= Problem details =
Copy out the lines below word for word, leaving out the pictures.

= Dataset extract =
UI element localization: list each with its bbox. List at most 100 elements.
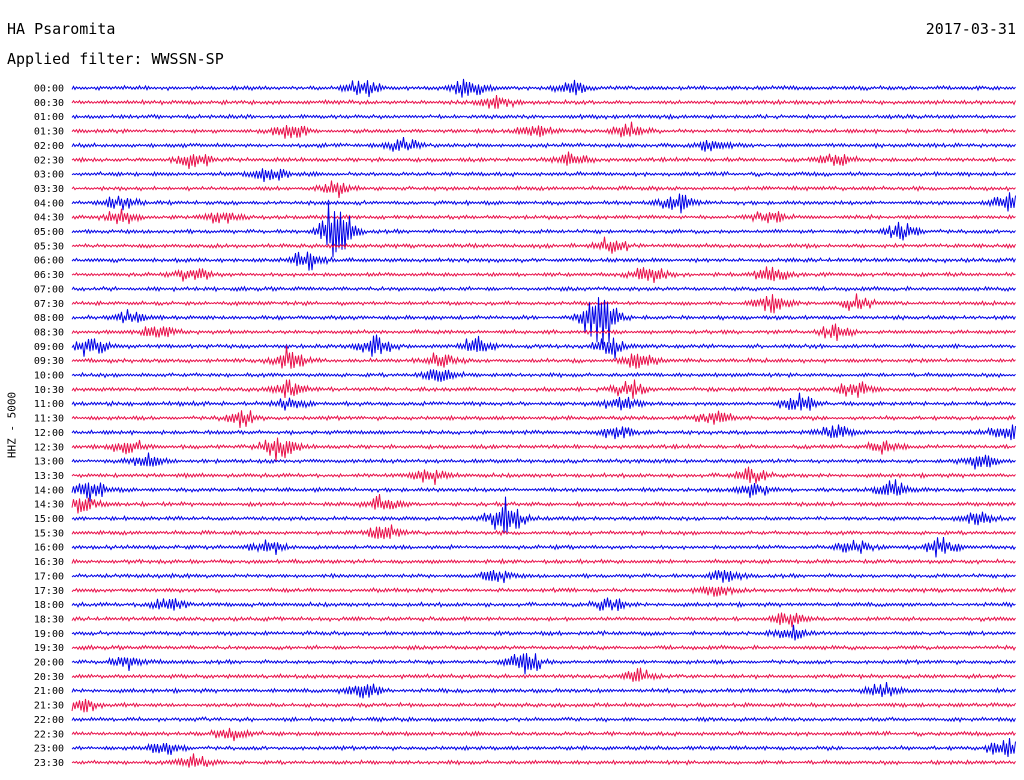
trace-row [71, 203, 1016, 258]
row-label: 21:30 [34, 701, 64, 712]
trace-row [71, 597, 1016, 611]
trace-row [71, 715, 1016, 723]
row-label: 05:00 [34, 227, 64, 238]
trace-row [71, 667, 1016, 682]
row-label: 18:30 [34, 614, 64, 625]
trace-row [71, 297, 1016, 345]
row-label: 06:00 [34, 256, 64, 267]
trace-row [71, 479, 1016, 502]
trace-row [71, 524, 1016, 540]
date-label: 2017-03-31 [925, 20, 1016, 38]
trace-row [71, 137, 1016, 152]
trace-row [71, 293, 1016, 314]
station-title: HA Psaromita [7, 20, 116, 38]
trace-row [71, 392, 1016, 411]
trace-row [71, 612, 1016, 628]
row-label: 22:00 [34, 715, 64, 726]
row-label: 12:30 [34, 442, 64, 453]
trace-row [71, 698, 1016, 713]
row-label: 16:00 [34, 543, 64, 554]
trace-row [71, 323, 1016, 342]
row-label: 02:30 [34, 155, 64, 166]
trace-row [71, 180, 1016, 198]
trace-row [71, 452, 1016, 470]
trace-lines [71, 78, 1016, 768]
row-label: 12:00 [34, 428, 64, 439]
trace-row [71, 753, 1016, 768]
row-label: 10:30 [34, 385, 64, 396]
row-label: 07:30 [34, 299, 64, 310]
row-label: 06:30 [34, 270, 64, 281]
trace-row [71, 334, 1016, 359]
trace-row [71, 727, 1016, 742]
trace-row [71, 496, 1016, 533]
row-label: 04:30 [34, 213, 64, 224]
trace-row [71, 192, 1016, 214]
trace-row [71, 557, 1016, 565]
row-label: 03:00 [34, 170, 64, 181]
trace-row [71, 121, 1016, 139]
trace-row [71, 251, 1016, 271]
row-label: 09:30 [34, 356, 64, 367]
row-label: 17:00 [34, 571, 64, 582]
row-label: 01:00 [34, 112, 64, 123]
trace-row [71, 208, 1016, 225]
trace-row [71, 345, 1016, 369]
trace-row [71, 466, 1016, 485]
trace-row [71, 78, 1016, 98]
trace-row [71, 424, 1016, 441]
row-label: 16:30 [34, 557, 64, 568]
trace-row [71, 585, 1016, 597]
row-label: 08:00 [34, 313, 64, 324]
trace-row [71, 151, 1016, 170]
trace-row [71, 644, 1016, 652]
row-label: 02:00 [34, 141, 64, 152]
row-label: 20:00 [34, 658, 64, 669]
row-label: 07:00 [34, 284, 64, 295]
trace-row [71, 624, 1016, 641]
trace-row [71, 285, 1016, 293]
trace-row [71, 236, 1016, 254]
row-label: 23:00 [34, 744, 64, 755]
row-label: 00:00 [34, 84, 64, 95]
trace-row [71, 537, 1016, 558]
trace-row [71, 653, 1016, 675]
trace-row [71, 266, 1016, 283]
row-label: 22:30 [34, 729, 64, 740]
row-label: 19:00 [34, 629, 64, 640]
row-label: 00:30 [34, 98, 64, 109]
row-label: 11:00 [34, 399, 64, 410]
row-label: 14:00 [34, 485, 64, 496]
row-label: 10:00 [34, 371, 64, 382]
row-label: 13:30 [34, 471, 64, 482]
row-label: 18:00 [34, 600, 64, 611]
row-label: 01:30 [34, 127, 64, 138]
row-label: 11:30 [34, 414, 64, 425]
trace-row [71, 113, 1016, 121]
row-label: 15:00 [34, 514, 64, 525]
row-label: 03:30 [34, 184, 64, 195]
row-label: 17:30 [34, 586, 64, 597]
row-label: 19:30 [34, 643, 64, 654]
row-label: 23:30 [34, 758, 64, 769]
row-label: 05:30 [34, 241, 64, 252]
trace-row [71, 737, 1016, 758]
trace-row [71, 410, 1016, 428]
row-label: 04:00 [34, 198, 64, 209]
trace-row [71, 94, 1016, 109]
row-label: 20:30 [34, 672, 64, 683]
trace-row [71, 682, 1016, 699]
row-label: 08:30 [34, 327, 64, 338]
row-label: 13:00 [34, 457, 64, 468]
row-labels: 00:00 00:30 01:00 01:30 02:00 02:30 03:00 03:30… [34, 84, 64, 769]
filter-label: Applied filter: WWSSN-SP [7, 50, 224, 68]
trace-row [71, 369, 1016, 382]
row-label: 09:00 [34, 342, 64, 353]
trace-row [71, 437, 1016, 462]
trace-row [71, 493, 1016, 514]
trace-row [71, 570, 1016, 584]
trace-row [71, 379, 1016, 399]
trace-row [71, 168, 1016, 182]
row-label: 15:30 [34, 528, 64, 539]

= Solution =
UI element localization: list each with its bbox. List at most 100 elements.
trace-row [71, 203, 1016, 258]
row-label: 21:30 [34, 701, 64, 712]
trace-row [71, 597, 1016, 611]
trace-row [71, 715, 1016, 723]
row-label: 05:00 [34, 227, 64, 238]
trace-row [71, 667, 1016, 682]
row-label: 18:30 [34, 614, 64, 625]
trace-row [71, 297, 1016, 345]
row-label: 06:00 [34, 256, 64, 267]
trace-row [71, 479, 1016, 502]
trace-row [71, 524, 1016, 540]
date-label: 2017-03-31 [925, 20, 1016, 38]
trace-row [71, 137, 1016, 152]
trace-row [71, 293, 1016, 314]
station-title: HA Psaromita [7, 20, 116, 38]
trace-row [71, 392, 1016, 411]
trace-row [71, 612, 1016, 628]
row-label: 22:00 [34, 715, 64, 726]
row-label: 12:30 [34, 442, 64, 453]
trace-row [71, 698, 1016, 713]
row-label: 16:00 [34, 543, 64, 554]
trace-row [71, 323, 1016, 342]
row-label: 02:30 [34, 155, 64, 166]
trace-row [71, 180, 1016, 198]
trace-row [71, 452, 1016, 470]
trace-lines [71, 78, 1016, 768]
row-label: 12:00 [34, 428, 64, 439]
trace-row [71, 753, 1016, 768]
row-label: 10:30 [34, 385, 64, 396]
row-label: 07:30 [34, 299, 64, 310]
row-label: 06:30 [34, 270, 64, 281]
trace-row [71, 334, 1016, 359]
trace-row [71, 727, 1016, 742]
trace-row [71, 496, 1016, 533]
row-label: 04:30 [34, 213, 64, 224]
trace-row [71, 192, 1016, 214]
trace-row [71, 557, 1016, 565]
row-label: 03:00 [34, 170, 64, 181]
trace-row [71, 121, 1016, 139]
trace-row [71, 251, 1016, 271]
row-label: 09:30 [34, 356, 64, 367]
row-label: 17:00 [34, 571, 64, 582]
row-label: 01:00 [34, 112, 64, 123]
trace-row [71, 208, 1016, 225]
trace-row [71, 345, 1016, 369]
trace-row [71, 466, 1016, 485]
trace-row [71, 78, 1016, 98]
trace-row [71, 424, 1016, 441]
row-label: 16:30 [34, 557, 64, 568]
trace-row [71, 585, 1016, 597]
row-label: 08:00 [34, 313, 64, 324]
trace-row [71, 151, 1016, 170]
trace-row [71, 644, 1016, 652]
row-label: 02:00 [34, 141, 64, 152]
row-label: 20:00 [34, 658, 64, 669]
row-label: 07:00 [34, 284, 64, 295]
trace-row [71, 624, 1016, 641]
trace-row [71, 285, 1016, 293]
trace-row [71, 236, 1016, 254]
row-label: 23:00 [34, 744, 64, 755]
row-label: 00:00 [34, 84, 64, 95]
trace-row [71, 537, 1016, 558]
trace-row [71, 653, 1016, 675]
trace-row [71, 266, 1016, 283]
row-label: 22:30 [34, 729, 64, 740]
row-label: 19:00 [34, 629, 64, 640]
row-label: 00:30 [34, 98, 64, 109]
row-label: 11:00 [34, 399, 64, 410]
row-label: 14:00 [34, 485, 64, 496]
row-label: 10:00 [34, 371, 64, 382]
row-label: 13:30 [34, 471, 64, 482]
row-label: 18:00 [34, 600, 64, 611]
row-label: 01:30 [34, 127, 64, 138]
row-label: 11:30 [34, 414, 64, 425]
trace-row [71, 113, 1016, 121]
row-label: 15:00 [34, 514, 64, 525]
row-label: 03:30 [34, 184, 64, 195]
row-label: 17:30 [34, 586, 64, 597]
row-label: 19:30 [34, 643, 64, 654]
row-label: 23:30 [34, 758, 64, 769]
row-label: 05:30 [34, 241, 64, 252]
trace-row [71, 737, 1016, 758]
trace-row [71, 410, 1016, 428]
row-label: 04:00 [34, 198, 64, 209]
trace-row [71, 94, 1016, 109]
row-label: 20:30 [34, 672, 64, 683]
trace-row [71, 682, 1016, 699]
row-label: 08:30 [34, 327, 64, 338]
row-label: 13:00 [34, 457, 64, 468]
row-labels: 00:00 00:30 01:00 01:30 02:00 02:30 03:00 03:30… [34, 84, 64, 769]
filter-label: Applied filter: WWSSN-SP [7, 50, 224, 68]
trace-row [71, 369, 1016, 382]
row-label: 09:00 [34, 342, 64, 353]
trace-row [71, 437, 1016, 462]
trace-row [71, 493, 1016, 514]
trace-row [71, 570, 1016, 584]
trace-row [71, 379, 1016, 399]
trace-row [71, 168, 1016, 182]
row-label: 15:30 [34, 528, 64, 539]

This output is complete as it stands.